*Entries supplied:*

----

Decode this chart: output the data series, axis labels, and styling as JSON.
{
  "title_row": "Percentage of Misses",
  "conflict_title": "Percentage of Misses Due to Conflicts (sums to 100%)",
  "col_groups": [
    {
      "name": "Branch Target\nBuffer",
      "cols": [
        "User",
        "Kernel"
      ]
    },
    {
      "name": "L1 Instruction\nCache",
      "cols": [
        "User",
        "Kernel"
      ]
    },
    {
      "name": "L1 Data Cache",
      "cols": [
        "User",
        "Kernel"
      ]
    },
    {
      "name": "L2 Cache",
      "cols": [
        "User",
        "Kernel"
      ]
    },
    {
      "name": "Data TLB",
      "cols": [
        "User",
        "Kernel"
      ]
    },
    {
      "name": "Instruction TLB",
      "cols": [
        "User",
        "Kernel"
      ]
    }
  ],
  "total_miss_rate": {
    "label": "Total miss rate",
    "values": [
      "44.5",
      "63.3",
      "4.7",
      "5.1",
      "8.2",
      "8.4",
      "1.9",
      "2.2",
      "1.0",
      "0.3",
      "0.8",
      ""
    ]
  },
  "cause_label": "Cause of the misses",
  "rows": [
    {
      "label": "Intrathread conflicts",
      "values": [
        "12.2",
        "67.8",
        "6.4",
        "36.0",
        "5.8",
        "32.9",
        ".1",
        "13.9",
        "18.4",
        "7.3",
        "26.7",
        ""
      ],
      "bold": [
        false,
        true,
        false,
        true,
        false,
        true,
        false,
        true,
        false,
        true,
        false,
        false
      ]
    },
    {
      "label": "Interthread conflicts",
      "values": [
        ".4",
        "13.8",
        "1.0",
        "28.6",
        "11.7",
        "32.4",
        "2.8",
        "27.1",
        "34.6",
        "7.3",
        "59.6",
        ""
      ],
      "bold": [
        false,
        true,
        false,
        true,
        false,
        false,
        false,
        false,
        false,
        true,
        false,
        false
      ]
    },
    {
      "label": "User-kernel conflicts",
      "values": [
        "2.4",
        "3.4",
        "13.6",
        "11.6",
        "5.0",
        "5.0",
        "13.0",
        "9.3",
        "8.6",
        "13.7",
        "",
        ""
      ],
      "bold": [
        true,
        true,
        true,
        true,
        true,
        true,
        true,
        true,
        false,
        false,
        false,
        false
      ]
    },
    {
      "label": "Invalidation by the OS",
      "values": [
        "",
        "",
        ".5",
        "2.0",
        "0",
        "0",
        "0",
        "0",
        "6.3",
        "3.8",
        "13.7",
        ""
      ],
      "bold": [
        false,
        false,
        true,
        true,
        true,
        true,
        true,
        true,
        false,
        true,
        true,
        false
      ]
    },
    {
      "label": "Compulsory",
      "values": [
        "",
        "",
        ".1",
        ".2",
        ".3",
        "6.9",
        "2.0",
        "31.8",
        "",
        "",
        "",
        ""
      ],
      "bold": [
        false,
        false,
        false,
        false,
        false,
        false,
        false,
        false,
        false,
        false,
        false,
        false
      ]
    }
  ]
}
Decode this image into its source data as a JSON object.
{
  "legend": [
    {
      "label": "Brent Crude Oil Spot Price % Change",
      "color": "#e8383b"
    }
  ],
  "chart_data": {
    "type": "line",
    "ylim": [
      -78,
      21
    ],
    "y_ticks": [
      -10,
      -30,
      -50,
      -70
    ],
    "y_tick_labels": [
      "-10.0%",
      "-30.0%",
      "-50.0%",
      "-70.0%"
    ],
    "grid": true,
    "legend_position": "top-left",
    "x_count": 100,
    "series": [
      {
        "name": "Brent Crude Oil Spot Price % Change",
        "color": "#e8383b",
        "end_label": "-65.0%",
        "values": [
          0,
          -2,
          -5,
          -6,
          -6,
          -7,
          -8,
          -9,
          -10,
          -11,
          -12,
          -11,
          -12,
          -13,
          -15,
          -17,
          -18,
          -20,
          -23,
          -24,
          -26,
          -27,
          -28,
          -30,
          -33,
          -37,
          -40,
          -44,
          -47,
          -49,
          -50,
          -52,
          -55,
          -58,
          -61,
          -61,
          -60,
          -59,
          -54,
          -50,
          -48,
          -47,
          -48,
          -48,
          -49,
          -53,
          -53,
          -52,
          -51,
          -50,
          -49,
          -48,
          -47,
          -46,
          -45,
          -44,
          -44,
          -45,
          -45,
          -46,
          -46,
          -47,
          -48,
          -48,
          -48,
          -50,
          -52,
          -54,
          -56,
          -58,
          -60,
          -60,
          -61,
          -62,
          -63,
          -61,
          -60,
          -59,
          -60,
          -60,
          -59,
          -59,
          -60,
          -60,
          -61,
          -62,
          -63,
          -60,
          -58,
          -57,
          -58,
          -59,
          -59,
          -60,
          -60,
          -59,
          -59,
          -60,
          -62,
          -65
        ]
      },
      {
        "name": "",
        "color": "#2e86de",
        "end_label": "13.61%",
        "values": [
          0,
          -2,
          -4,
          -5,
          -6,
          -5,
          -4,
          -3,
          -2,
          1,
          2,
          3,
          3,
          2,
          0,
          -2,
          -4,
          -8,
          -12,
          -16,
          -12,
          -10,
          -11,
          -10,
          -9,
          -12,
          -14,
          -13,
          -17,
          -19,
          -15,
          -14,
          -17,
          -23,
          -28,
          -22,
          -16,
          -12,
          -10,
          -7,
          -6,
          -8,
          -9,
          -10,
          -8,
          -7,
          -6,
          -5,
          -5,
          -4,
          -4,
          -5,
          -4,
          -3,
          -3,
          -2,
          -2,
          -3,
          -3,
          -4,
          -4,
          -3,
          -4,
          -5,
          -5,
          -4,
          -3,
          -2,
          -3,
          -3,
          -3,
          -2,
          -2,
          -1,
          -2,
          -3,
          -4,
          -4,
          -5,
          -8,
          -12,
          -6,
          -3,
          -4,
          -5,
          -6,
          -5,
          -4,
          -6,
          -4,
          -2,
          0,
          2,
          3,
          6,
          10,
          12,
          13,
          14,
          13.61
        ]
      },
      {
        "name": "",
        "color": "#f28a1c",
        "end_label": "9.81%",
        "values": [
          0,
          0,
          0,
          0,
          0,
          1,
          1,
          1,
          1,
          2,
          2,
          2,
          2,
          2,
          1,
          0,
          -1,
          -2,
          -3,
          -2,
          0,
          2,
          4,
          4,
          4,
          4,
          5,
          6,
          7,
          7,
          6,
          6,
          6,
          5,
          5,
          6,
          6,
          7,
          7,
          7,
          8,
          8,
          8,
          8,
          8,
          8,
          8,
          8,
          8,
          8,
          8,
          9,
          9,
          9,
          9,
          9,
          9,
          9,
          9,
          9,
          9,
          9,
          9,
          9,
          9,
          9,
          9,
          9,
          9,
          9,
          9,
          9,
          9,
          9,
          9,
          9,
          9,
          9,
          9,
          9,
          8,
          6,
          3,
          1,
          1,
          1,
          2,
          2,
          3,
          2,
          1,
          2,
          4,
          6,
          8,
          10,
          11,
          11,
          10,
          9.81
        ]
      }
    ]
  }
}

----

*Challenge:* Extract all the material, leaving every line as it is.

*Exercise answer:*
Decode this chart: output the data series, axis labels, and styling as JSON.
{
  "title_row": "Percentage of Misses",
  "conflict_title": "Percentage of Misses Due to Conflicts (sums to 100%)",
  "col_groups": [
    {
      "name": "Branch Target\nBuffer",
      "cols": [
        "User",
        "Kernel"
      ]
    },
    {
      "name": "L1 Instruction\nCache",
      "cols": [
        "User",
        "Kernel"
      ]
    },
    {
      "name": "L1 Data Cache",
      "cols": [
        "User",
        "Kernel"
      ]
    },
    {
      "name": "L2 Cache",
      "cols": [
        "User",
        "Kernel"
      ]
    },
    {
      "name": "Data TLB",
      "cols": [
        "User",
        "Kernel"
      ]
    },
    {
      "name": "Instruction TLB",
      "cols": [
        "User",
        "Kernel"
      ]
    }
  ],
  "total_miss_rate": {
    "label": "Total miss rate",
    "values": [
      "44.5",
      "63.3",
      "4.7",
      "5.1",
      "8.2",
      "8.4",
      "1.9",
      "2.2",
      "1.0",
      "0.3",
      "0.8",
      ""
    ]
  },
  "cause_label": "Cause of the misses",
  "rows": [
    {
      "label": "Intrathread conflicts",
      "values": [
        "12.2",
        "67.8",
        "6.4",
        "36.0",
        "5.8",
        "32.9",
        ".1",
        "13.9",
        "18.4",
        "7.3",
        "26.7",
        ""
      ],
      "bold": [
        false,
        true,
        false,
        true,
        false,
        true,
        false,
        true,
        false,
        true,
        false,
        false
      ]
    },
    {
      "label": "Interthread conflicts",
      "values": [
        ".4",
        "13.8",
        "1.0",
        "28.6",
        "11.7",
        "32.4",
        "2.8",
        "27.1",
        "34.6",
        "7.3",
        "59.6",
        ""
      ],
      "bold": [
        false,
        true,
        false,
        true,
        false,
        false,
        false,
        false,
        false,
        true,
        false,
        false
      ]
    },
    {
      "label": "User-kernel conflicts",
      "values": [
        "2.4",
        "3.4",
        "13.6",
        "11.6",
        "5.0",
        "5.0",
        "13.0",
        "9.3",
        "8.6",
        "13.7",
        "",
        ""
      ],
      "bold": [
        true,
        true,
        true,
        true,
        true,
        true,
        true,
        true,
        false,
        false,
        false,
        false
      ]
    },
    {
      "label": "Invalidation by the OS",
      "values": [
        "",
        "",
        ".5",
        "2.0",
        "0",
        "0",
        "0",
        "0",
        "6.3",
        "3.8",
        "13.7",
        ""
      ],
      "bold": [
        false,
        false,
        true,
        true,
        true,
        true,
        true,
        true,
        false,
        true,
        true,
        false
      ]
    },
    {
      "label": "Compulsory",
      "values": [
        "",
        "",
        ".1",
        ".2",
        ".3",
        "6.9",
        "2.0",
        "31.8",
        "",
        "",
        "",
        ""
      ],
      "bold": [
        false,
        false,
        false,
        false,
        false,
        false,
        false,
        false,
        false,
        false,
        false,
        false
      ]
    }
  ]
}
Decode this image into its source data as a JSON object.
{
  "legend": [
    {
      "label": "Brent Crude Oil Spot Price % Change",
      "color": "#e8383b"
    }
  ],
  "chart_data": {
    "type": "line",
    "ylim": [
      -78,
      21
    ],
    "y_ticks": [
      -10,
      -30,
      -50,
      -70
    ],
    "y_tick_labels": [
      "-10.0%",
      "-30.0%",
      "-50.0%",
      "-70.0%"
    ],
    "grid": true,
    "legend_position": "top-left",
    "x_count": 100,
    "series": [
      {
        "name": "Brent Crude Oil Spot Price % Change",
        "color": "#e8383b",
        "end_label": "-65.0%",
        "values": [
          0,
          -2,
          -5,
          -6,
          -6,
          -7,
          -8,
          -9,
          -10,
          -11,
          -12,
          -11,
          -12,
          -13,
          -15,
          -17,
          -18,
          -20,
          -23,
          -24,
          -26,
          -27,
          -28,
          -30,
          -33,
          -37,
          -40,
          -44,
          -47,
          -49,
          -50,
          -52,
          -55,
          -58,
          -61,
          -61,
          -60,
          -59,
          -54,
          -50,
          -48,
          -47,
          -48,
          -48,
          -49,
          -53,
          -53,
          -52,
          -51,
          -50,
          -49,
          -48,
          -47,
          -46,
          -45,
          -44,
          -44,
          -45,
          -45,
          -46,
          -46,
          -47,
          -48,
          -48,
          -48,
          -50,
          -52,
          -54,
          -56,
          -58,
          -60,
          -60,
          -61,
          -62,
          -63,
          -61,
          -60,
          -59,
          -60,
          -60,
          -59,
          -59,
          -60,
          -60,
          -61,
          -62,
          -63,
          -60,
          -58,
          -57,
          -58,
          -59,
          -59,
          -60,
          -60,
          -59,
          -59,
          -60,
          -62,
          -65
        ]
      },
      {
        "name": "",
        "color": "#2e86de",
        "end_label": "13.61%",
        "values": [
          0,
          -2,
          -4,
          -5,
          -6,
          -5,
          -4,
          -3,
          -2,
          1,
          2,
          3,
          3,
          2,
          0,
          -2,
          -4,
          -8,
          -12,
          -16,
          -12,
          -10,
          -11,
          -10,
          -9,
          -12,
          -14,
          -13,
          -17,
          -19,
          -15,
          -14,
          -17,
          -23,
          -28,
          -22,
          -16,
          -12,
          -10,
          -7,
          -6,
          -8,
          -9,
          -10,
          -8,
          -7,
          -6,
          -5,
          -5,
          -4,
          -4,
          -5,
          -4,
          -3,
          -3,
          -2,
          -2,
          -3,
          -3,
          -4,
          -4,
          -3,
          -4,
          -5,
          -5,
          -4,
          -3,
          -2,
          -3,
          -3,
          -3,
          -2,
          -2,
          -1,
          -2,
          -3,
          -4,
          -4,
          -5,
          -8,
          -12,
          -6,
          -3,
          -4,
          -5,
          -6,
          -5,
          -4,
          -6,
          -4,
          -2,
          0,
          2,
          3,
          6,
          10,
          12,
          13,
          14,
          13.61
        ]
      },
      {
        "name": "",
        "color": "#f28a1c",
        "end_label": "9.81%",
        "values": [
          0,
          0,
          0,
          0,
          0,
          1,
          1,
          1,
          1,
          2,
          2,
          2,
          2,
          2,
          1,
          0,
          -1,
          -2,
          -3,
          -2,
          0,
          2,
          4,
          4,
          4,
          4,
          5,
          6,
          7,
          7,
          6,
          6,
          6,
          5,
          5,
          6,
          6,
          7,
          7,
          7,
          8,
          8,
          8,
          8,
          8,
          8,
          8,
          8,
          8,
          8,
          8,
          9,
          9,
          9,
          9,
          9,
          9,
          9,
          9,
          9,
          9,
          9,
          9,
          9,
          9,
          9,
          9,
          9,
          9,
          9,
          9,
          9,
          9,
          9,
          9,
          9,
          9,
          9,
          9,
          9,
          8,
          6,
          3,
          1,
          1,
          1,
          2,
          2,
          3,
          2,
          1,
          2,
          4,
          6,
          8,
          10,
          11,
          11,
          10,
          9.81
        ]
      }
    ]
  }
}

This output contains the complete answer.